[Start Source data]

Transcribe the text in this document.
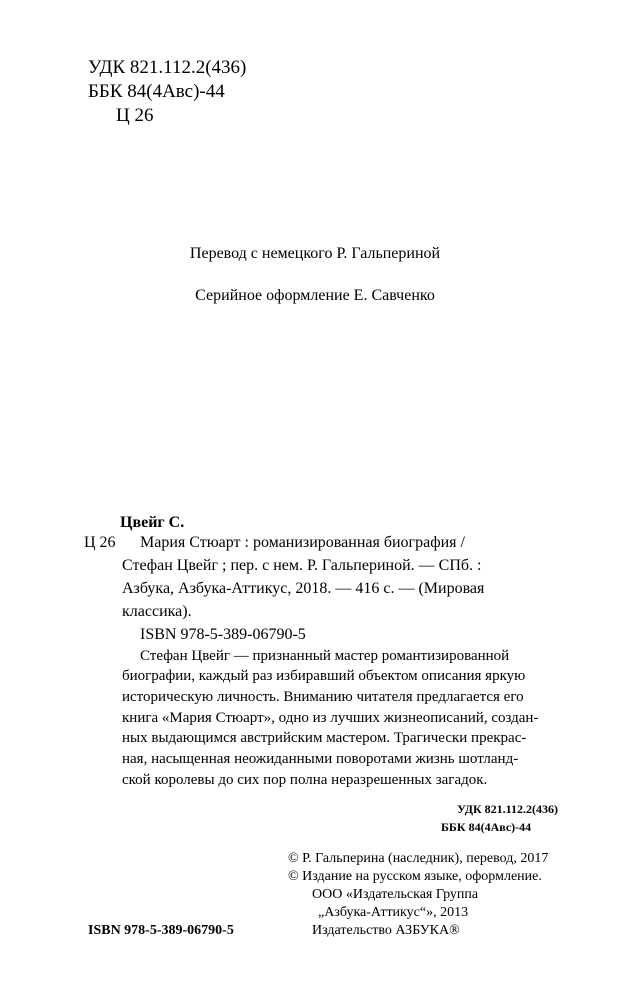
УДК 821.112.2(436)
ББК 84(4Авс)-44
Ц 26
Перевод с немецкого Р. Гальпериной
Серийное оформление Е. Савченко
Цвейг С.
Ц 26 Мария Стюарт : романизированная биография /
Стефан Цвейг ; пер. с нем. Р. Гальпериной. — СПб. :
Азбука, Азбука-Аттикус, 2018. — 416 с. — (Мировая
классика).
ISBN 978-5-389-06790-5
Стефан Цвейг — признанный мастер романтизированной
биографии, каждый раз избиравший объектом описания яркую
историческую личность. Вниманию читателя предлагается его
книга «Мария Стюарт», одно из лучших жизнеописаний, создан-
ных выдающимся австрийским мастером. Трагически прекрас-
ная, насыщенная неожиданными поворотами жизнь шотланд-
ской королевы до сих пор полна неразрешенных загадок.
УДК 821.112.2(436)
ББК 84(4Авс)-44
© Р. Гальперина (наследник), перевод, 2017
© Издание на русском языке, оформление.
ООО «Издательская Группа
„Азбука-Аттикус“», 2013
Издательство АЗБУКА®
ISBN 978-5-389-06790-5
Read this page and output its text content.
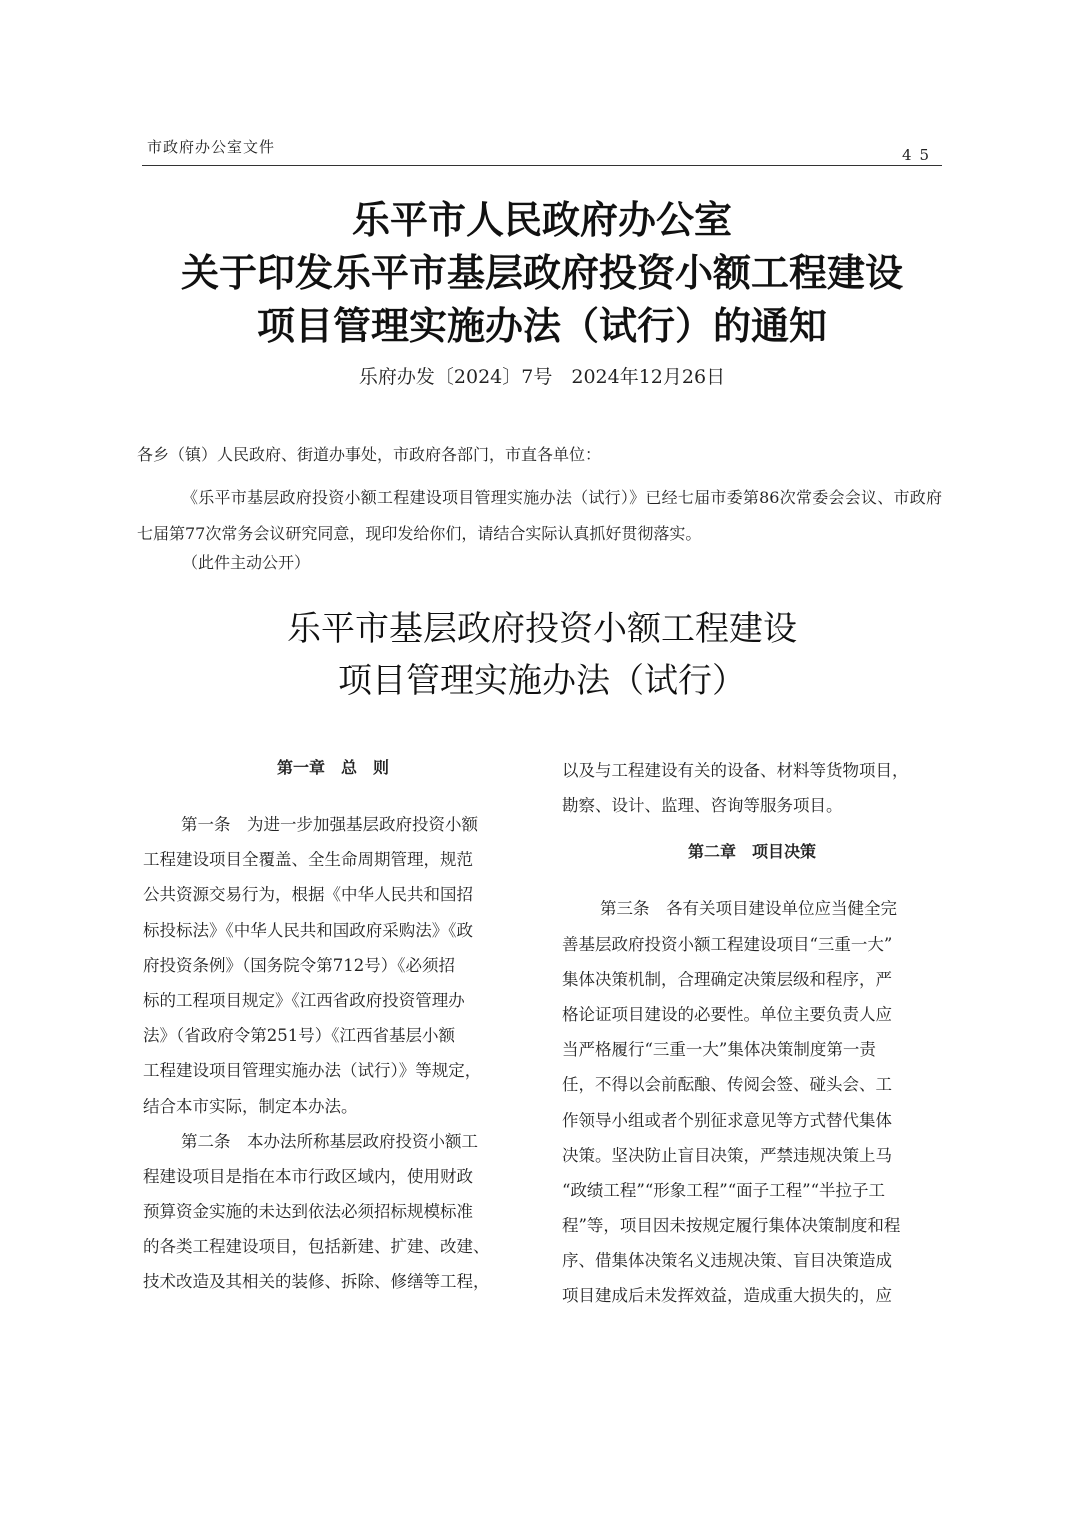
市政府办公室文件	45
乐平市人民政府办公室
关于印发乐平市基层政府投资小额工程建设
项目管理实施办法（试行）的通知
乐府办发〔2024〕7号　2024年12月26日
各乡（镇）人民政府、街道办事处，市政府各部门，市直各单位：
《乐平市基层政府投资小额工程建设项目管理实施办法（试行）》已经七届市委第86次常委会会议、市政府七届第77次常务会议研究同意，现印发给你们，请结合实际认真抓好贯彻落实。
（此件主动公开）
乐平市基层政府投资小额工程建设
项目管理实施办法（试行）
第一章　总　则
第一条　为进一步加强基层政府投资小额
工程建设项目全覆盖、全生命周期管理，规范
公共资源交易行为，根据《中华人民共和国招
标投标法》《中华人民共和国政府采购法》《政
府投资条例》（国务院令第712号）《必须招
标的工程项目规定》《江西省政府投资管理办
法》（省政府令第251号）《江西省基层小额
工程建设项目管理实施办法（试行）》等规定，
结合本市实际，制定本办法。
第二条　本办法所称基层政府投资小额工
程建设项目是指在本市行政区域内，使用财政
预算资金实施的未达到依法必须招标规模标准
的各类工程建设项目，包括新建、扩建、改建、
技术改造及其相关的装修、拆除、修缮等工程，
以及与工程建设有关的设备、材料等货物项目，
勘察、设计、监理、咨询等服务项目。
第二章　项目决策
第三条　各有关项目建设单位应当健全完
善基层政府投资小额工程建设项目“三重一大”
集体决策机制，合理确定决策层级和程序，严
格论证项目建设的必要性。单位主要负责人应
当严格履行“三重一大”集体决策制度第一责
任，不得以会前酝酿、传阅会签、碰头会、工
作领导小组或者个别征求意见等方式替代集体
决策。坚决防止盲目决策，严禁违规决策上马
“政绩工程”“形象工程”“面子工程”“半拉子工
程”等，项目因未按规定履行集体决策制度和程
序、借集体决策名义违规决策、盲目决策造成
项目建成后未发挥效益，造成重大损失的，应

[End Source data]

• _Written problem_
Reproduce the entries exactly. Do not carry over any picture.

• _Output of the exercise_
Transcribe the text in this document.
УДК 821.112.2(436)
ББК 84(4Авс)-44
Ц 26
Перевод с немецкого Р. Гальпериной
Серийное оформление Е. Савченко
Цвейг С.
Ц 26 Мария Стюарт : романизированная биография /
Стефан Цвейг ; пер. с нем. Р. Гальпериной. — СПб. :
Азбука, Азбука-Аттикус, 2018. — 416 с. — (Мировая
классика).
ISBN 978-5-389-06790-5
Стефан Цвейг — признанный мастер романтизированной
биографии, каждый раз избиравший объектом описания яркую
историческую личность. Вниманию читателя предлагается его
книга «Мария Стюарт», одно из лучших жизнеописаний, создан-
ных выдающимся австрийским мастером. Трагически прекрас-
ная, насыщенная неожиданными поворотами жизнь шотланд-
ской королевы до сих пор полна неразрешенных загадок.
УДК 821.112.2(436)
ББК 84(4Авс)-44
© Р. Гальперина (наследник), перевод, 2017
© Издание на русском языке, оформление.
ООО «Издательская Группа
„Азбука-Аттикус“», 2013
Издательство АЗБУКА®
ISBN 978-5-389-06790-5
Read this page and output its text content.
市政府办公室文件	45
乐平市人民政府办公室
关于印发乐平市基层政府投资小额工程建设
项目管理实施办法（试行）的通知
乐府办发〔2024〕7号　2024年12月26日
各乡（镇）人民政府、街道办事处，市政府各部门，市直各单位：
《乐平市基层政府投资小额工程建设项目管理实施办法（试行）》已经七届市委第86次常委会会议、市政府七届第77次常务会议研究同意，现印发给你们，请结合实际认真抓好贯彻落实。
（此件主动公开）
乐平市基层政府投资小额工程建设
项目管理实施办法（试行）
第一章　总　则
第一条　为进一步加强基层政府投资小额
工程建设项目全覆盖、全生命周期管理，规范
公共资源交易行为，根据《中华人民共和国招
标投标法》《中华人民共和国政府采购法》《政
府投资条例》（国务院令第712号）《必须招
标的工程项目规定》《江西省政府投资管理办
法》（省政府令第251号）《江西省基层小额
工程建设项目管理实施办法（试行）》等规定，
结合本市实际，制定本办法。
第二条　本办法所称基层政府投资小额工
程建设项目是指在本市行政区域内，使用财政
预算资金实施的未达到依法必须招标规模标准
的各类工程建设项目，包括新建、扩建、改建、
技术改造及其相关的装修、拆除、修缮等工程，
以及与工程建设有关的设备、材料等货物项目，
勘察、设计、监理、咨询等服务项目。
第二章　项目决策
第三条　各有关项目建设单位应当健全完
善基层政府投资小额工程建设项目“三重一大”
集体决策机制，合理确定决策层级和程序，严
格论证项目建设的必要性。单位主要负责人应
当严格履行“三重一大”集体决策制度第一责
任，不得以会前酝酿、传阅会签、碰头会、工
作领导小组或者个别征求意见等方式替代集体
决策。坚决防止盲目决策，严禁违规决策上马
“政绩工程”“形象工程”“面子工程”“半拉子工
程”等，项目因未按规定履行集体决策制度和程
序、借集体决策名义违规决策、盲目决策造成
项目建成后未发挥效益，造成重大损失的，应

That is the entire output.